**Spatial annotation entries:**
## START
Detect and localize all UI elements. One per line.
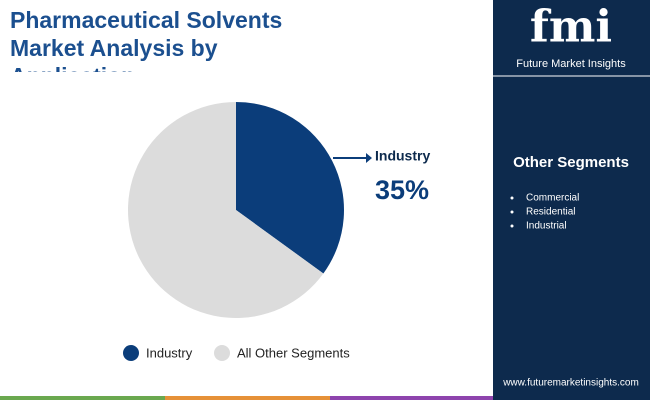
legend-label: All Other Segments — [237, 345, 350, 360]
pie-slice — [236, 102, 344, 274]
logo-mark: fmi — [530, 2, 612, 53]
legend-swatch — [214, 345, 230, 361]
callout-arrow-head — [366, 153, 372, 163]
website: www.futuremarketinsights.com — [502, 378, 639, 389]
chart-title: Pharmaceutical Solvents Market Analysis … — [10, 7, 283, 72]
bullet — [510, 210, 514, 214]
bullet — [510, 224, 514, 228]
legend-label: Industry — [146, 345, 193, 360]
callout-label: Industry — [375, 148, 430, 164]
footer-strip — [165, 396, 330, 400]
bullet — [510, 196, 514, 200]
sidebar-item: Commercial — [526, 193, 579, 204]
footer-strip — [0, 396, 165, 400]
footer-strip — [493, 396, 650, 400]
side-panel — [493, 0, 650, 400]
data-label: 35% — [375, 175, 429, 205]
pie-slice — [127, 102, 324, 319]
logo-name: Future Market Insights — [516, 58, 626, 70]
footer-strip — [330, 396, 493, 400]
sidebar-item: Industrial — [526, 221, 567, 232]
sidebar-item: Residential — [526, 207, 575, 218]
legend-swatch — [123, 345, 139, 361]
sidebar-heading: Other Segments — [513, 154, 629, 171]
title-box: Pharmaceutical Solvents Market Analysis … — [10, 7, 283, 72]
## END
**Exercise instructions:**
Return every line of the records that contains the string "sidebar".

**Written answer:**
sidebar-item: Commercial — [526, 193, 579, 204]
sidebar-item: Industrial — [526, 221, 567, 232]
sidebar-item: Residential — [526, 207, 575, 218]
sidebar-heading: Other Segments — [513, 154, 629, 171]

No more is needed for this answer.